EXERCISE - Your answer is a single number: the count of lines that contain the string "东盟博览会和中国".

▼▼▼

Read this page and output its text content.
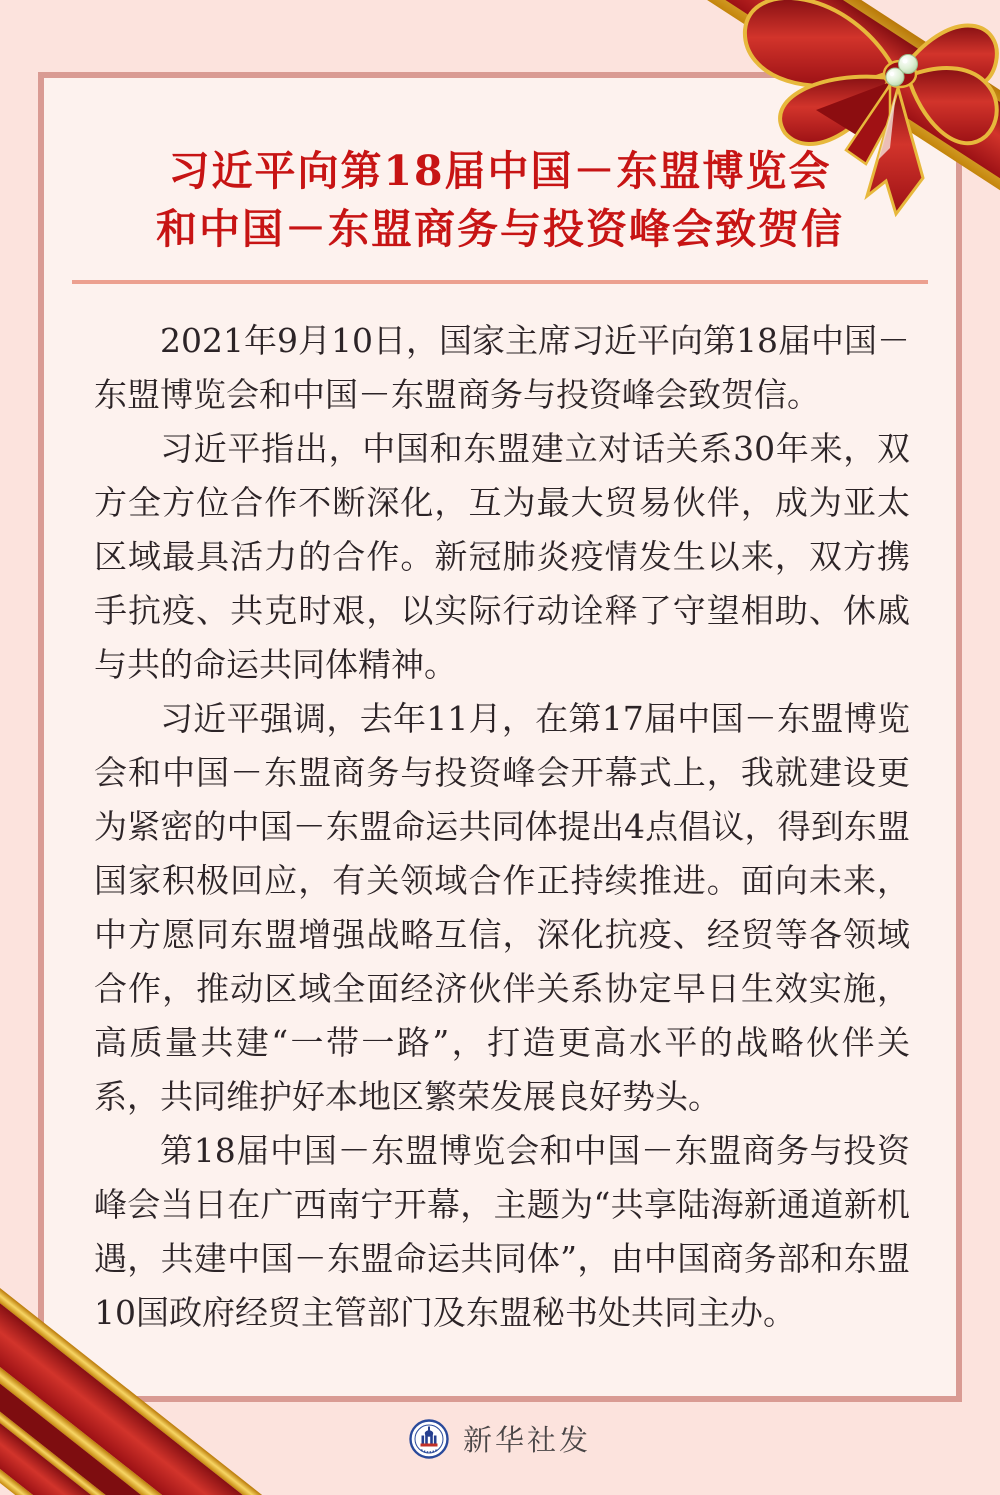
习近平向第18届中国－东盟博览会
和中国－东盟商务与投资峰会致贺信

2021年9月10日，国家主席习近平向第18届中国－东盟博览会和中国－东盟商务与投资峰会致贺信。

习近平指出，中国和东盟建立对话关系30年来，双方全方位合作不断深化，互为最大贸易伙伴，成为亚太区域最具活力的合作。新冠肺炎疫情发生以来，双方携手抗疫、共克时艰，以实际行动诠释了守望相助、休戚与共的命运共同体精神。

习近平强调，去年11月，在第17届中国－东盟博览会和中国－东盟商务与投资峰会开幕式上，我就建设更为紧密的中国－东盟命运共同体提出4点倡议，得到东盟国家积极回应，有关领域合作正持续推进。面向未来，中方愿同东盟增强战略互信，深化抗疫、经贸等各领域合作，推动区域全面经济伙伴关系协定早日生效实施，高质量共建“一带一路”，打造更高水平的战略伙伴关系，共同维护好本地区繁荣发展良好势头。

第18届中国－东盟博览会和中国－东盟商务与投资峰会当日在广西南宁开幕，主题为“共享陆海新通道新机遇，共建中国－东盟命运共同体”，由中国商务部和东盟10国政府经贸主管部门及东盟秘书处共同主办。

新华社发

▲▲▲

WORKED SOLUTION - 3